>>>>>

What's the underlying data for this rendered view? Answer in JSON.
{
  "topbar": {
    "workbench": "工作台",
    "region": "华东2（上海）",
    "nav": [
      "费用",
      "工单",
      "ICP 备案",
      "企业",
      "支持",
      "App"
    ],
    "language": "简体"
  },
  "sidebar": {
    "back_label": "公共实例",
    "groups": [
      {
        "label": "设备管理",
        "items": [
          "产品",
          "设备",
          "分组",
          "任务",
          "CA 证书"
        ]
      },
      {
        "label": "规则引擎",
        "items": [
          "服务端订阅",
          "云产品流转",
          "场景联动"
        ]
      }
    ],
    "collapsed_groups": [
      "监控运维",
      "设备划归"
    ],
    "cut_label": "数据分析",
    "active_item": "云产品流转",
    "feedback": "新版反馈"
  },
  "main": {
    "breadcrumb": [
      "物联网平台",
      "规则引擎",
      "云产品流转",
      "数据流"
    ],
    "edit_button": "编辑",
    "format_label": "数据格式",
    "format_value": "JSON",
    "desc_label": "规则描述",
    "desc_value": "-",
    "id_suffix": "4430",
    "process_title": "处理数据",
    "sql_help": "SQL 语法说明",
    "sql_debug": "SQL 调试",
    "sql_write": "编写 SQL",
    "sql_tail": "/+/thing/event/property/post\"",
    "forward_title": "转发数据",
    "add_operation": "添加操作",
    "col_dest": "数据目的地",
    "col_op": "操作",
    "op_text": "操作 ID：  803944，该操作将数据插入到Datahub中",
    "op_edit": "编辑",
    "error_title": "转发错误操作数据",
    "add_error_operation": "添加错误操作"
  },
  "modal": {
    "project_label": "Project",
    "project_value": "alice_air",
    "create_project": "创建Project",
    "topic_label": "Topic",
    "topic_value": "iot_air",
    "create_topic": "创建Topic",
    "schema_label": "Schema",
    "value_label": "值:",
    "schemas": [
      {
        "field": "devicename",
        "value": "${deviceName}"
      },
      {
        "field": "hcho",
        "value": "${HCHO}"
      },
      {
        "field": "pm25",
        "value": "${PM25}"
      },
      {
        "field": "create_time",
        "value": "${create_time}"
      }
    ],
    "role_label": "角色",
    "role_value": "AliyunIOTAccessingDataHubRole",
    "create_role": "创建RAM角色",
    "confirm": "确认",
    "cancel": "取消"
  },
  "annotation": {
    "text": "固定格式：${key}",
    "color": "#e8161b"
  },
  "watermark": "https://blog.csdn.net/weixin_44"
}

<<<<<

Aim: Write out every entry word for word.

Response below:
What's the underlying data for this rendered view? Answer in JSON.
{
  "topbar": {
    "workbench": "工作台",
    "region": "华东2（上海）",
    "nav": [
      "费用",
      "工单",
      "ICP 备案",
      "企业",
      "支持",
      "App"
    ],
    "language": "简体"
  },
  "sidebar": {
    "back_label": "公共实例",
    "groups": [
      {
        "label": "设备管理",
        "items": [
          "产品",
          "设备",
          "分组",
          "任务",
          "CA 证书"
        ]
      },
      {
        "label": "规则引擎",
        "items": [
          "服务端订阅",
          "云产品流转",
          "场景联动"
        ]
      }
    ],
    "collapsed_groups": [
      "监控运维",
      "设备划归"
    ],
    "cut_label": "数据分析",
    "active_item": "云产品流转",
    "feedback": "新版反馈"
  },
  "main": {
    "breadcrumb": [
      "物联网平台",
      "规则引擎",
      "云产品流转",
      "数据流"
    ],
    "edit_button": "编辑",
    "format_label": "数据格式",
    "format_value": "JSON",
    "desc_label": "规则描述",
    "desc_value": "-",
    "id_suffix": "4430",
    "process_title": "处理数据",
    "sql_help": "SQL 语法说明",
    "sql_debug": "SQL 调试",
    "sql_write": "编写 SQL",
    "sql_tail": "/+/thing/event/property/post\"",
    "forward_title": "转发数据",
    "add_operation": "添加操作",
    "col_dest": "数据目的地",
    "col_op": "操作",
    "op_text": "操作 ID：  803944，该操作将数据插入到Datahub中",
    "op_edit": "编辑",
    "error_title": "转发错误操作数据",
    "add_error_operation": "添加错误操作"
  },
  "modal": {
    "project_label": "Project",
    "project_value": "alice_air",
    "create_project": "创建Project",
    "topic_label": "Topic",
    "topic_value": "iot_air",
    "create_topic": "创建Topic",
    "schema_label": "Schema",
    "value_label": "值:",
    "schemas": [
      {
        "field": "devicename",
        "value": "${deviceName}"
      },
      {
        "field": "hcho",
        "value": "${HCHO}"
      },
      {
        "field": "pm25",
        "value": "${PM25}"
      },
      {
        "field": "create_time",
        "value": "${create_time}"
      }
    ],
    "role_label": "角色",
    "role_value": "AliyunIOTAccessingDataHubRole",
    "create_role": "创建RAM角色",
    "confirm": "确认",
    "cancel": "取消"
  },
  "annotation": {
    "text": "固定格式：${key}",
    "color": "#e8161b"
  },
  "watermark": "https://blog.csdn.net/weixin_44"
}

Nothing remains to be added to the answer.